_WHAT TO WORK ON_
Transcribe every entry below word for word, but skip the pictures.

(Collected data)
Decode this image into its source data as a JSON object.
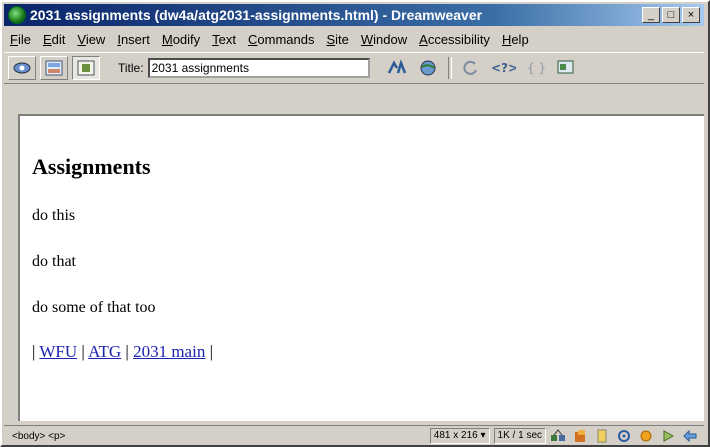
{
  "window": {
    "title": "2031 assignments (dw4a/atg2031-assignments.html) - Dreamweaver",
    "buttons": [
      "_",
      "□",
      "×"
    ]
  },
  "menu": [
    {
      "first": "F",
      "rest": "ile"
    },
    {
      "first": "E",
      "rest": "dit"
    },
    {
      "first": "V",
      "rest": "iew"
    },
    {
      "first": "I",
      "rest": "nsert"
    },
    {
      "first": "M",
      "rest": "odify"
    },
    {
      "first": "T",
      "rest": "ext"
    },
    {
      "first": "C",
      "rest": "ommands"
    },
    {
      "first": "S",
      "rest": "ite"
    },
    {
      "first": "W",
      "rest": "indow"
    },
    {
      "first": "A",
      "rest": "ccessibility"
    },
    {
      "first": "H",
      "rest": "elp"
    }
  ],
  "toolbar": {
    "title_label": "Title:",
    "title_value": "2031 assignments",
    "icons": [
      "code-view-icon",
      "split-view-icon",
      "design-view-icon",
      "file-management-icon",
      "preview-globe-icon",
      "refresh-icon",
      "view-options-icon",
      "code-braces-icon",
      "visual-aids-icon"
    ]
  },
  "document": {
    "heading": "Assignments",
    "paragraphs": [
      "do this",
      "do that",
      "do some of that too"
    ],
    "links": [
      "WFU",
      "ATG",
      "2031 main"
    ],
    "separator": "|"
  },
  "status": {
    "tags": "<body> <p>",
    "window_size": "481 x 216 ▾",
    "download": "1K / 1 sec"
  }
}
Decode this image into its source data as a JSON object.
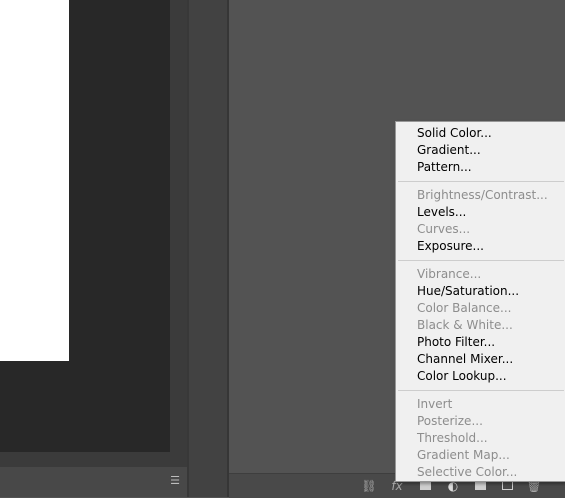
{
  "left_status": {
    "menu_icon": "hamburger-icon"
  },
  "footer": {
    "buttons": [
      {
        "icon": "link-icon",
        "glyph": "⛓"
      },
      {
        "icon": "fx-icon",
        "glyph": "fx"
      },
      {
        "icon": "mask-icon"
      },
      {
        "icon": "adjustment-layer-icon",
        "glyph": "◐"
      },
      {
        "icon": "group-folder-icon"
      },
      {
        "icon": "new-layer-icon"
      },
      {
        "icon": "trash-icon",
        "glyph": "🗑"
      }
    ]
  },
  "menu": {
    "groups": [
      [
        {
          "label": "Solid Color...",
          "enabled": true
        },
        {
          "label": "Gradient...",
          "enabled": true
        },
        {
          "label": "Pattern...",
          "enabled": true
        }
      ],
      [
        {
          "label": "Brightness/Contrast...",
          "enabled": false
        },
        {
          "label": "Levels...",
          "enabled": true
        },
        {
          "label": "Curves...",
          "enabled": false
        },
        {
          "label": "Exposure...",
          "enabled": true
        }
      ],
      [
        {
          "label": "Vibrance...",
          "enabled": false
        },
        {
          "label": "Hue/Saturation...",
          "enabled": true
        },
        {
          "label": "Color Balance...",
          "enabled": false
        },
        {
          "label": "Black & White...",
          "enabled": false
        },
        {
          "label": "Photo Filter...",
          "enabled": true
        },
        {
          "label": "Channel Mixer...",
          "enabled": true
        },
        {
          "label": "Color Lookup...",
          "enabled": true
        }
      ],
      [
        {
          "label": "Invert",
          "enabled": false
        },
        {
          "label": "Posterize...",
          "enabled": false
        },
        {
          "label": "Threshold...",
          "enabled": false
        },
        {
          "label": "Gradient Map...",
          "enabled": false
        },
        {
          "label": "Selective Color...",
          "enabled": false
        }
      ]
    ]
  },
  "colors": {
    "canvas_bg": "#282828",
    "document": "#ffffff",
    "panel_bg": "#535353",
    "menu_bg": "#f0f0f0",
    "disabled_text": "#8d8d8d"
  }
}
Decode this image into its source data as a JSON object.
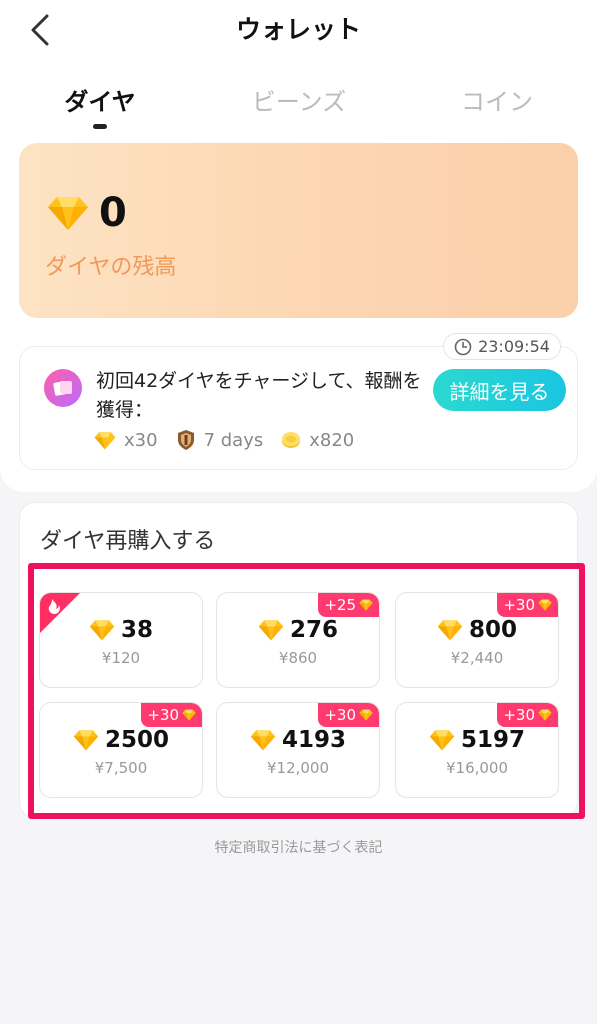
{
  "header": {
    "title": "ウォレット",
    "back_icon": "chevron-left-icon"
  },
  "tabs": [
    {
      "label": "ダイヤ",
      "active": true
    },
    {
      "label": "ビーンズ",
      "active": false
    },
    {
      "label": "コイン",
      "active": false
    }
  ],
  "balance": {
    "value": "0",
    "label": "ダイヤの残高",
    "icon": "diamond-icon"
  },
  "promo": {
    "timer": "23:09:54",
    "text": "初回42ダイヤをチャージして、報酬を獲得：",
    "button_label": "詳細を見る",
    "rewards": [
      {
        "icon": "diamond-icon",
        "label": "x30"
      },
      {
        "icon": "shield-badge-icon",
        "label": "7 days"
      },
      {
        "icon": "coin-icon",
        "label": "x820"
      }
    ]
  },
  "purchase": {
    "title": "ダイヤ再購入する",
    "packages": [
      {
        "amount": "38",
        "price": "¥120",
        "bonus": "",
        "hot": true
      },
      {
        "amount": "276",
        "price": "¥860",
        "bonus": "+25",
        "hot": false
      },
      {
        "amount": "800",
        "price": "¥2,440",
        "bonus": "+30",
        "hot": false
      },
      {
        "amount": "2500",
        "price": "¥7,500",
        "bonus": "+30",
        "hot": false
      },
      {
        "amount": "4193",
        "price": "¥12,000",
        "bonus": "+30",
        "hot": false
      },
      {
        "amount": "5197",
        "price": "¥16,000",
        "bonus": "+30",
        "hot": false
      }
    ]
  },
  "footer": {
    "link_label": "特定商取引法に基づく表記"
  },
  "colors": {
    "accent_teal": "#1bc5e0",
    "highlight_pink": "#ee1160",
    "bonus_pink": "#ff3a6e",
    "balance_label_orange": "#f09a5a",
    "diamond_yellow": "#ffc21a"
  }
}
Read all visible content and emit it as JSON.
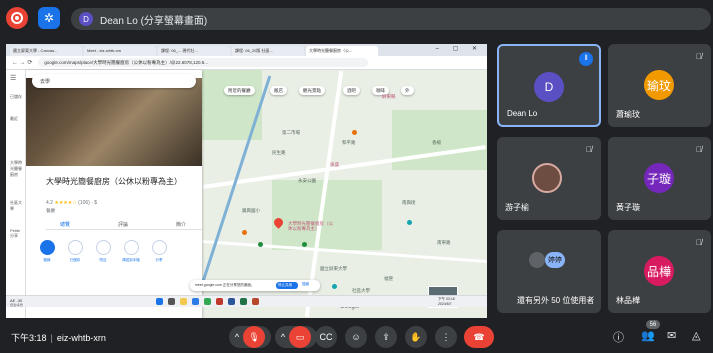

_COMPLETE ANSWER_
Decode this image into its source data as a JSON object.
{
  "window": {
    "title": "2031 assignments (dw4a/atg2031-assignments.html) - Dreamweaver",
    "buttons": [
      "_",
      "□",
      "×"
    ]
  },
  "menu": [
    {
      "first": "F",
      "rest": "ile"
    },
    {
      "first": "E",
      "rest": "dit"
    },
    {
      "first": "V",
      "rest": "iew"
    },
    {
      "first": "I",
      "rest": "nsert"
    },
    {
      "first": "M",
      "rest": "odify"
    },
    {
      "first": "T",
      "rest": "ext"
    },
    {
      "first": "C",
      "rest": "ommands"
    },
    {
      "first": "S",
      "rest": "ite"
    },
    {
      "first": "W",
      "rest": "indow"
    },
    {
      "first": "A",
      "rest": "ccessibility"
    },
    {
      "first": "H",
      "rest": "elp"
    }
  ],
  "toolbar": {
    "title_label": "Title:",
    "title_value": "2031 assignments",
    "icons": [
      "code-view-icon",
      "split-view-icon",
      "design-view-icon",
      "file-management-icon",
      "preview-globe-icon",
      "refresh-icon",
      "view-options-icon",
      "code-braces-icon",
      "visual-aids-icon"
    ]
  },
  "document": {
    "heading": "Assignments",
    "paragraphs": [
      "do this",
      "do that",
      "do some of that too"
    ],
    "links": [
      "WFU",
      "ATG",
      "2031 main"
    ],
    "separator": "|"
  },
  "status": {
    "tags": "<body> <p>",
    "window_size": "481 x 216 ▾",
    "download": "1K / 1 sec"
  }
}
Decode this image into its source data as a JSON object.
{
  "left_status": {
    "menu_icon": "hamburger-icon"
  },
  "footer": {
    "buttons": [
      {
        "icon": "link-icon",
        "glyph": "⛓"
      },
      {
        "icon": "fx-icon",
        "glyph": "fx"
      },
      {
        "icon": "mask-icon"
      },
      {
        "icon": "adjustment-layer-icon",
        "glyph": "◐"
      },
      {
        "icon": "group-folder-icon"
      },
      {
        "icon": "new-layer-icon"
      },
      {
        "icon": "trash-icon",
        "glyph": "🗑"
      }
    ]
  },
  "menu": {
    "groups": [
      [
        {
          "label": "Solid Color...",
          "enabled": true
        },
        {
          "label": "Gradient...",
          "enabled": true
        },
        {
          "label": "Pattern...",
          "enabled": true
        }
      ],
      [
        {
          "label": "Brightness/Contrast...",
          "enabled": false
        },
        {
          "label": "Levels...",
          "enabled": true
        },
        {
          "label": "Curves...",
          "enabled": false
        },
        {
          "label": "Exposure...",
          "enabled": true
        }
      ],
      [
        {
          "label": "Vibrance...",
          "enabled": false
        },
        {
          "label": "Hue/Saturation...",
          "enabled": true
        },
        {
          "label": "Color Balance...",
          "enabled": false
        },
        {
          "label": "Black & White...",
          "enabled": false
        },
        {
          "label": "Photo Filter...",
          "enabled": true
        },
        {
          "label": "Channel Mixer...",
          "enabled": true
        },
        {
          "label": "Color Lookup...",
          "enabled": true
        }
      ],
      [
        {
          "label": "Invert",
          "enabled": false
        },
        {
          "label": "Posterize...",
          "enabled": false
        },
        {
          "label": "Threshold...",
          "enabled": false
        },
        {
          "label": "Gradient Map...",
          "enabled": false
        },
        {
          "label": "Selective Color...",
          "enabled": false
        }
      ]
    ]
  },
  "colors": {
    "canvas_bg": "#282828",
    "document": "#ffffff",
    "panel_bg": "#535353",
    "menu_bg": "#f0f0f0",
    "disabled_text": "#8d8d8d"
  }
}
Decode this image into its source data as a JSON object.
{
  "header": {
    "title": "ウォレット",
    "back_icon": "chevron-left-icon"
  },
  "tabs": [
    {
      "label": "ダイヤ",
      "active": true
    },
    {
      "label": "ビーンズ",
      "active": false
    },
    {
      "label": "コイン",
      "active": false
    }
  ],
  "balance": {
    "value": "0",
    "label": "ダイヤの残高",
    "icon": "diamond-icon"
  },
  "promo": {
    "timer": "23:09:54",
    "text": "初回42ダイヤをチャージして、報酬を獲得：",
    "button_label": "詳細を見る",
    "rewards": [
      {
        "icon": "diamond-icon",
        "label": "x30"
      },
      {
        "icon": "shield-badge-icon",
        "label": "7 days"
      },
      {
        "icon": "coin-icon",
        "label": "x820"
      }
    ]
  },
  "purchase": {
    "title": "ダイヤ再購入する",
    "packages": [
      {
        "amount": "38",
        "price": "¥120",
        "bonus": "",
        "hot": true
      },
      {
        "amount": "276",
        "price": "¥860",
        "bonus": "+25",
        "hot": false
      },
      {
        "amount": "800",
        "price": "¥2,440",
        "bonus": "+30",
        "hot": false
      },
      {
        "amount": "2500",
        "price": "¥7,500",
        "bonus": "+30",
        "hot": false
      },
      {
        "amount": "4193",
        "price": "¥12,000",
        "bonus": "+30",
        "hot": false
      },
      {
        "amount": "5197",
        "price": "¥16,000",
        "bonus": "+30",
        "hot": false
      }
    ]
  },
  "footer": {
    "link_label": "特定商取引法に基づく表記"
  },
  "colors": {
    "accent_teal": "#1bc5e0",
    "highlight_pink": "#ee1160",
    "bonus_pink": "#ff3a6e",
    "balance_label_orange": "#f09a5a",
    "diamond_yellow": "#ffc21a"
  }
}
Read all visible content and emit it as JSON.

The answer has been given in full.